-- WORK TO DO --
Copy the following listing line for line, without altering any character.
--- PROVIDED DATA ---
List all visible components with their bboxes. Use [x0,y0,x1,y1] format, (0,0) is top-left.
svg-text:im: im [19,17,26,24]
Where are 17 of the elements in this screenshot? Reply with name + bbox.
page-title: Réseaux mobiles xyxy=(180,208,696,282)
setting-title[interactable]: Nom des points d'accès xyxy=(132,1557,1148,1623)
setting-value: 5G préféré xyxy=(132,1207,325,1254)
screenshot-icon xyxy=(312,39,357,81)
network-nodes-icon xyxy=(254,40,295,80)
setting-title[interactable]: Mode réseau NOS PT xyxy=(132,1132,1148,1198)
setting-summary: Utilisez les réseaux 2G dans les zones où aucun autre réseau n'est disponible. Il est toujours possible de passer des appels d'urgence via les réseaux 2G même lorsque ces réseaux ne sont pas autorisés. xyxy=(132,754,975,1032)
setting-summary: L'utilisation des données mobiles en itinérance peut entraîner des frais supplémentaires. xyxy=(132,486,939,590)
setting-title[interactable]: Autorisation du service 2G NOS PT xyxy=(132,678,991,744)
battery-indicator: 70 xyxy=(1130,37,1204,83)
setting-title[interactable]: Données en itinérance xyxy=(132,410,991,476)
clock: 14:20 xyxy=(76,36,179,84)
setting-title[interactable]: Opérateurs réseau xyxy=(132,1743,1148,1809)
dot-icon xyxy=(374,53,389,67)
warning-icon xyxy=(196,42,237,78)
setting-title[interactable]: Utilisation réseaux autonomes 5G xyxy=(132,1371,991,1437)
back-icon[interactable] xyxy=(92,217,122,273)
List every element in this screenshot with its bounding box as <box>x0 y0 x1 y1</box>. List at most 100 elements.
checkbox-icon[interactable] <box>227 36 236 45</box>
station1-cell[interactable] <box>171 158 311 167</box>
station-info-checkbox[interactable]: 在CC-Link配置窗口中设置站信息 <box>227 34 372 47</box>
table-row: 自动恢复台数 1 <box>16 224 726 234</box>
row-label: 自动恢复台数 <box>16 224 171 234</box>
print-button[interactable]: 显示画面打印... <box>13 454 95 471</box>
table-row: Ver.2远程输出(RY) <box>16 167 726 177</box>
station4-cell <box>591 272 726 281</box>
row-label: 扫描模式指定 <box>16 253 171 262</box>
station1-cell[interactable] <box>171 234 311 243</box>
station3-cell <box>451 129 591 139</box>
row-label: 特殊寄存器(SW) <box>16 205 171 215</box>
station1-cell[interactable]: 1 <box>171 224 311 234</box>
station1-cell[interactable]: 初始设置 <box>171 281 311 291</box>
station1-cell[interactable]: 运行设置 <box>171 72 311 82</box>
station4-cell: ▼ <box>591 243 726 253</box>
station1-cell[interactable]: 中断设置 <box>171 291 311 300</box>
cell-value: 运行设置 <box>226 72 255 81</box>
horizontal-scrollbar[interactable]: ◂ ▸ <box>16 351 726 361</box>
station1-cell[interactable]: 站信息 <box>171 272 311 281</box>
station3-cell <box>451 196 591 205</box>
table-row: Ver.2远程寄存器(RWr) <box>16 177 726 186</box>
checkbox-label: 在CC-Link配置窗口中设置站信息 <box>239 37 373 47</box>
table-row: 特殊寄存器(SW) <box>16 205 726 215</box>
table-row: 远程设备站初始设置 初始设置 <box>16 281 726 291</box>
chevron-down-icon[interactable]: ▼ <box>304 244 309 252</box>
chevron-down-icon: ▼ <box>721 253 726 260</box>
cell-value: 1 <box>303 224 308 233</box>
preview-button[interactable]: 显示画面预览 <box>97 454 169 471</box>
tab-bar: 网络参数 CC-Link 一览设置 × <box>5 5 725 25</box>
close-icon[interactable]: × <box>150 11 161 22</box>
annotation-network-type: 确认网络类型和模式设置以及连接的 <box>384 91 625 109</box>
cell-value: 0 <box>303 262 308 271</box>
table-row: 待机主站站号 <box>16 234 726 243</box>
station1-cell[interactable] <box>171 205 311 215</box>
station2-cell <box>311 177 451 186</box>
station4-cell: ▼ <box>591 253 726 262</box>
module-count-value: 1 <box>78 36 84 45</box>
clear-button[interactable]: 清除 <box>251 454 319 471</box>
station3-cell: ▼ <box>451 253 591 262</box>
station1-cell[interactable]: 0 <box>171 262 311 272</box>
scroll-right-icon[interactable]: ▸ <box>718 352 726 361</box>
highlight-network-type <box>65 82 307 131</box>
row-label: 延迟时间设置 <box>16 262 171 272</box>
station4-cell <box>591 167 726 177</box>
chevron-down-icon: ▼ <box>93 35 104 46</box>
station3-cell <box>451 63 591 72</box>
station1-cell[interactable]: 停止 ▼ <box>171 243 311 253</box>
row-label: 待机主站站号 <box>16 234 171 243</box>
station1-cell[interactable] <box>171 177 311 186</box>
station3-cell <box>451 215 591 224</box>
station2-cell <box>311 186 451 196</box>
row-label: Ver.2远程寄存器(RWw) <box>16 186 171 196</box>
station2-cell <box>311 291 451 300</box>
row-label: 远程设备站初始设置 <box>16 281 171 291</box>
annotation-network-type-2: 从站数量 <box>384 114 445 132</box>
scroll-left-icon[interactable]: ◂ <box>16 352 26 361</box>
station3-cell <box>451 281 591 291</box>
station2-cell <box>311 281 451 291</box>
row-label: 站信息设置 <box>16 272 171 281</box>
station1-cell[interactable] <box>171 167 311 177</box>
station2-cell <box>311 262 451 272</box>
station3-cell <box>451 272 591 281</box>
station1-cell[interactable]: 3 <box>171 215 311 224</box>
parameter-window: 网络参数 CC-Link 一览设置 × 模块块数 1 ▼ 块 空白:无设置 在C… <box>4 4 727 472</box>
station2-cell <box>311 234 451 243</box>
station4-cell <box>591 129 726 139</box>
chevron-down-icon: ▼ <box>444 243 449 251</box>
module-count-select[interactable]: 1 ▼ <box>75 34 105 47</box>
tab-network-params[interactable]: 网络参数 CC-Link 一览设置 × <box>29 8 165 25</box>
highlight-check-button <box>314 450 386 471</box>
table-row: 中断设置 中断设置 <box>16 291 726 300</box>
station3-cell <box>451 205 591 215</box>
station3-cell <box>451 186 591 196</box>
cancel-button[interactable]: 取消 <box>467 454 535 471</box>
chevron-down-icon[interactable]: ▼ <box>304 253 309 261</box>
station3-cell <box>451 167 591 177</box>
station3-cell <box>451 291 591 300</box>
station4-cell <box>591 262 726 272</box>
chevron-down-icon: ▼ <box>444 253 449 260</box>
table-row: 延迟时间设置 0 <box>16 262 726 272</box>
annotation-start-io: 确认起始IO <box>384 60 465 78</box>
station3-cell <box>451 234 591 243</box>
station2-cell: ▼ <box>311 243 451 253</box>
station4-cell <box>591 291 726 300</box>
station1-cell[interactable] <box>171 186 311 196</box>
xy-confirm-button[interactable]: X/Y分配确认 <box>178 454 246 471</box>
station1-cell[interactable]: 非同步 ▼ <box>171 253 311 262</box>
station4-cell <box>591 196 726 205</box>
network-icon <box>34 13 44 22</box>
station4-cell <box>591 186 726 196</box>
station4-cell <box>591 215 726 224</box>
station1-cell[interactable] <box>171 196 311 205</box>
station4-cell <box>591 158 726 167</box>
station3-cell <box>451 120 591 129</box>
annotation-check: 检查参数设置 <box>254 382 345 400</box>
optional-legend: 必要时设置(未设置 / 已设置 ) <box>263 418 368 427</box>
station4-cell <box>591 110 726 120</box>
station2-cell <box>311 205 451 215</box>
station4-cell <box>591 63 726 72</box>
---
-- TASK RESULT --
List all visible components with their bboxes. Use [x0,y0,x1,y1] format, (0,0) is top-left.
svg-text:im: im [19,17,26,24]
Where are 17 of the elements in this screenshot? Reply with name + bbox.
page-title: Réseaux mobiles xyxy=(180,208,696,282)
setting-title[interactable]: Nom des points d'accès xyxy=(132,1557,1148,1623)
setting-value: 5G préféré xyxy=(132,1207,325,1254)
screenshot-icon xyxy=(312,39,357,81)
network-nodes-icon xyxy=(254,40,295,80)
setting-title[interactable]: Mode réseau NOS PT xyxy=(132,1132,1148,1198)
setting-summary: Utilisez les réseaux 2G dans les zones où aucun autre réseau n'est disponible. Il est toujours possible de passer des appels d'urgence via les réseaux 2G même lorsque ces réseaux ne sont pas autorisés. xyxy=(132,754,975,1032)
setting-summary: L'utilisation des données mobiles en itinérance peut entraîner des frais supplémentaires. xyxy=(132,486,939,590)
setting-title[interactable]: Autorisation du service 2G NOS PT xyxy=(132,678,991,744)
battery-indicator: 70 xyxy=(1130,37,1204,83)
setting-title[interactable]: Données en itinérance xyxy=(132,410,991,476)
clock: 14:20 xyxy=(76,36,179,84)
setting-title[interactable]: Opérateurs réseau xyxy=(132,1743,1148,1809)
dot-icon xyxy=(374,53,389,67)
warning-icon xyxy=(196,42,237,78)
setting-title[interactable]: Utilisation réseaux autonomes 5G xyxy=(132,1371,991,1437)
back-icon[interactable] xyxy=(92,217,122,273)
List every element in this screenshot with its bounding box as <box>x0 y0 x1 y1</box>. List at most 100 elements.
checkbox-icon[interactable] <box>227 36 236 45</box>
station1-cell[interactable] <box>171 158 311 167</box>
station-info-checkbox[interactable]: 在CC-Link配置窗口中设置站信息 <box>227 34 372 47</box>
table-row: 自动恢复台数 1 <box>16 224 726 234</box>
row-label: 自动恢复台数 <box>16 224 171 234</box>
print-button[interactable]: 显示画面打印... <box>13 454 95 471</box>
table-row: Ver.2远程输出(RY) <box>16 167 726 177</box>
station4-cell <box>591 272 726 281</box>
row-label: 扫描模式指定 <box>16 253 171 262</box>
station1-cell[interactable] <box>171 234 311 243</box>
station3-cell <box>451 129 591 139</box>
row-label: 特殊寄存器(SW) <box>16 205 171 215</box>
station1-cell[interactable]: 1 <box>171 224 311 234</box>
station1-cell[interactable]: 初始设置 <box>171 281 311 291</box>
station1-cell[interactable]: 运行设置 <box>171 72 311 82</box>
station4-cell: ▼ <box>591 243 726 253</box>
station1-cell[interactable]: 中断设置 <box>171 291 311 300</box>
cell-value: 运行设置 <box>226 72 255 81</box>
horizontal-scrollbar[interactable]: ◂ ▸ <box>16 351 726 361</box>
station1-cell[interactable]: 站信息 <box>171 272 311 281</box>
station3-cell <box>451 196 591 205</box>
table-row: Ver.2远程寄存器(RWr) <box>16 177 726 186</box>
checkbox-label: 在CC-Link配置窗口中设置站信息 <box>239 37 373 47</box>
table-row: 特殊寄存器(SW) <box>16 205 726 215</box>
table-row: 远程设备站初始设置 初始设置 <box>16 281 726 291</box>
chevron-down-icon[interactable]: ▼ <box>304 244 309 252</box>
chevron-down-icon: ▼ <box>721 253 726 260</box>
cell-value: 1 <box>303 224 308 233</box>
preview-button[interactable]: 显示画面预览 <box>97 454 169 471</box>
tab-bar: 网络参数 CC-Link 一览设置 × <box>5 5 725 25</box>
close-icon[interactable]: × <box>150 11 161 22</box>
annotation-network-type: 确认网络类型和模式设置以及连接的 <box>384 91 625 109</box>
cell-value: 0 <box>303 262 308 271</box>
table-row: 待机主站站号 <box>16 234 726 243</box>
station1-cell[interactable] <box>171 205 311 215</box>
station2-cell <box>311 177 451 186</box>
station4-cell: ▼ <box>591 253 726 262</box>
module-count-value: 1 <box>78 36 84 45</box>
clear-button[interactable]: 清除 <box>251 454 319 471</box>
station3-cell: ▼ <box>451 253 591 262</box>
station1-cell[interactable]: 0 <box>171 262 311 272</box>
scroll-right-icon[interactable]: ▸ <box>718 352 726 361</box>
highlight-network-type <box>65 82 307 131</box>
row-label: 延迟时间设置 <box>16 262 171 272</box>
station4-cell <box>591 167 726 177</box>
chevron-down-icon: ▼ <box>93 35 104 46</box>
station3-cell <box>451 63 591 72</box>
station1-cell[interactable]: 停止 ▼ <box>171 243 311 253</box>
row-label: 待机主站站号 <box>16 234 171 243</box>
station1-cell[interactable] <box>171 177 311 186</box>
station3-cell <box>451 215 591 224</box>
station2-cell <box>311 186 451 196</box>
row-label: Ver.2远程寄存器(RWw) <box>16 186 171 196</box>
station2-cell <box>311 291 451 300</box>
row-label: 远程设备站初始设置 <box>16 281 171 291</box>
annotation-network-type-2: 从站数量 <box>384 114 445 132</box>
scroll-left-icon[interactable]: ◂ <box>16 352 26 361</box>
station3-cell <box>451 281 591 291</box>
station2-cell <box>311 281 451 291</box>
row-label: 站信息设置 <box>16 272 171 281</box>
station1-cell[interactable] <box>171 167 311 177</box>
station2-cell <box>311 262 451 272</box>
station3-cell <box>451 272 591 281</box>
station1-cell[interactable]: 3 <box>171 215 311 224</box>
parameter-window: 网络参数 CC-Link 一览设置 × 模块块数 1 ▼ 块 空白:无设置 在C… <box>4 4 727 472</box>
station2-cell <box>311 234 451 243</box>
station4-cell <box>591 129 726 139</box>
chevron-down-icon: ▼ <box>444 243 449 251</box>
module-count-select[interactable]: 1 ▼ <box>75 34 105 47</box>
tab-network-params[interactable]: 网络参数 CC-Link 一览设置 × <box>29 8 165 25</box>
highlight-check-button <box>314 450 386 471</box>
table-row: 中断设置 中断设置 <box>16 291 726 300</box>
station3-cell <box>451 205 591 215</box>
station3-cell <box>451 186 591 196</box>
cancel-button[interactable]: 取消 <box>467 454 535 471</box>
chevron-down-icon[interactable]: ▼ <box>304 253 309 261</box>
station3-cell <box>451 167 591 177</box>
station3-cell <box>451 291 591 300</box>
station4-cell <box>591 262 726 272</box>
chevron-down-icon: ▼ <box>444 253 449 260</box>
table-row: 延迟时间设置 0 <box>16 262 726 272</box>
annotation-start-io: 确认起始IO <box>384 60 465 78</box>
station3-cell <box>451 234 591 243</box>
station2-cell: ▼ <box>311 243 451 253</box>
station4-cell <box>591 291 726 300</box>
station1-cell[interactable] <box>171 186 311 196</box>
xy-confirm-button[interactable]: X/Y分配确认 <box>178 454 246 471</box>
station1-cell[interactable]: 非同步 ▼ <box>171 253 311 262</box>
station4-cell <box>591 196 726 205</box>
network-icon <box>34 13 44 22</box>
station4-cell <box>591 186 726 196</box>
station4-cell <box>591 215 726 224</box>
station1-cell[interactable] <box>171 196 311 205</box>
station4-cell <box>591 158 726 167</box>
station3-cell <box>451 120 591 129</box>
annotation-check: 检查参数设置 <box>254 382 345 400</box>
optional-legend: 必要时设置(未设置 / 已设置 ) <box>263 418 368 427</box>
station4-cell <box>591 110 726 120</box>
station2-cell <box>311 205 451 215</box>
station4-cell <box>591 63 726 72</box>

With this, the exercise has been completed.